# WRITTEN EXERCISE
Write out the whole listing word for word.

# RECORDED DATA
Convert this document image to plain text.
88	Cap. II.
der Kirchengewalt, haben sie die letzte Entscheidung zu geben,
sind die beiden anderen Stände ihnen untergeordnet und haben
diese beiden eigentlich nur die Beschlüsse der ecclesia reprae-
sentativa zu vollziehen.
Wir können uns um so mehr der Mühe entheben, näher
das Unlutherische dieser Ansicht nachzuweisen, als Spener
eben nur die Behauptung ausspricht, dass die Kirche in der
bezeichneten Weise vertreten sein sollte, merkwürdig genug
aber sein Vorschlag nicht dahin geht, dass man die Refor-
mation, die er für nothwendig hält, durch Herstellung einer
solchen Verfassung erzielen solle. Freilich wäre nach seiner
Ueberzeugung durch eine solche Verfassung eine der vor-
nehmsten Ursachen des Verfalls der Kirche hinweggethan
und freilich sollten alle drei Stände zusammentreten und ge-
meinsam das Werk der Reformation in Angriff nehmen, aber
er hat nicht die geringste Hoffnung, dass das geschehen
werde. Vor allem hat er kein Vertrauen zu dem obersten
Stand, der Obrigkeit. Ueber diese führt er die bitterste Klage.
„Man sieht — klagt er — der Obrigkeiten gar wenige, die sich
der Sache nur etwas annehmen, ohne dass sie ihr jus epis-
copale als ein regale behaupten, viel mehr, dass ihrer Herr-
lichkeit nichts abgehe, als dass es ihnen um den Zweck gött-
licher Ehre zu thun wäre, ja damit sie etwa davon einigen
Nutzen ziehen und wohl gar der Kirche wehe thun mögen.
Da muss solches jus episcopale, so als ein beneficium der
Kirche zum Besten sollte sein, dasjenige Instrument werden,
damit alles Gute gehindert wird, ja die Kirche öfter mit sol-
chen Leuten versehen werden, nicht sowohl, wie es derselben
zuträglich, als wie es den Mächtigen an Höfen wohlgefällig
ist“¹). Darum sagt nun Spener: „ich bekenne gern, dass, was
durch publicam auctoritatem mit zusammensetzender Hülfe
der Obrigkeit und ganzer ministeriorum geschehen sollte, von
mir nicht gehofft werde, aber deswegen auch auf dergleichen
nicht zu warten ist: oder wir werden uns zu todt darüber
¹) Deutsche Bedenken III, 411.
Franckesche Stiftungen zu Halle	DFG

# COMPLETE OUTPUT
Convert this document image to plain text.
88	Cap. II.
der Kirchengewalt, haben sie die letzte Entscheidung zu geben,
sind die beiden anderen Stände ihnen untergeordnet und haben
diese beiden eigentlich nur die Beschlüsse der ecclesia reprae-
sentativa zu vollziehen.
Wir können uns um so mehr der Mühe entheben, näher
das Unlutherische dieser Ansicht nachzuweisen, als Spener
eben nur die Behauptung ausspricht, dass die Kirche in der
bezeichneten Weise vertreten sein sollte, merkwürdig genug
aber sein Vorschlag nicht dahin geht, dass man die Refor-
mation, die er für nothwendig hält, durch Herstellung einer
solchen Verfassung erzielen solle. Freilich wäre nach seiner
Ueberzeugung durch eine solche Verfassung eine der vor-
nehmsten Ursachen des Verfalls der Kirche hinweggethan
und freilich sollten alle drei Stände zusammentreten und ge-
meinsam das Werk der Reformation in Angriff nehmen, aber
er hat nicht die geringste Hoffnung, dass das geschehen
werde. Vor allem hat er kein Vertrauen zu dem obersten
Stand, der Obrigkeit. Ueber diese führt er die bitterste Klage.
„Man sieht — klagt er — der Obrigkeiten gar wenige, die sich
der Sache nur etwas annehmen, ohne dass sie ihr jus epis-
copale als ein regale behaupten, viel mehr, dass ihrer Herr-
lichkeit nichts abgehe, als dass es ihnen um den Zweck gött-
licher Ehre zu thun wäre, ja damit sie etwa davon einigen
Nutzen ziehen und wohl gar der Kirche wehe thun mögen.
Da muss solches jus episcopale, so als ein beneficium der
Kirche zum Besten sollte sein, dasjenige Instrument werden,
damit alles Gute gehindert wird, ja die Kirche öfter mit sol-
chen Leuten versehen werden, nicht sowohl, wie es derselben
zuträglich, als wie es den Mächtigen an Höfen wohlgefällig
ist“¹). Darum sagt nun Spener: „ich bekenne gern, dass, was
durch publicam auctoritatem mit zusammensetzender Hülfe
der Obrigkeit und ganzer ministeriorum geschehen sollte, von
mir nicht gehofft werde, aber deswegen auch auf dergleichen
nicht zu warten ist: oder wir werden uns zu todt darüber
¹) Deutsche Bedenken III, 411.
Franckesche Stiftungen zu Halle	DFG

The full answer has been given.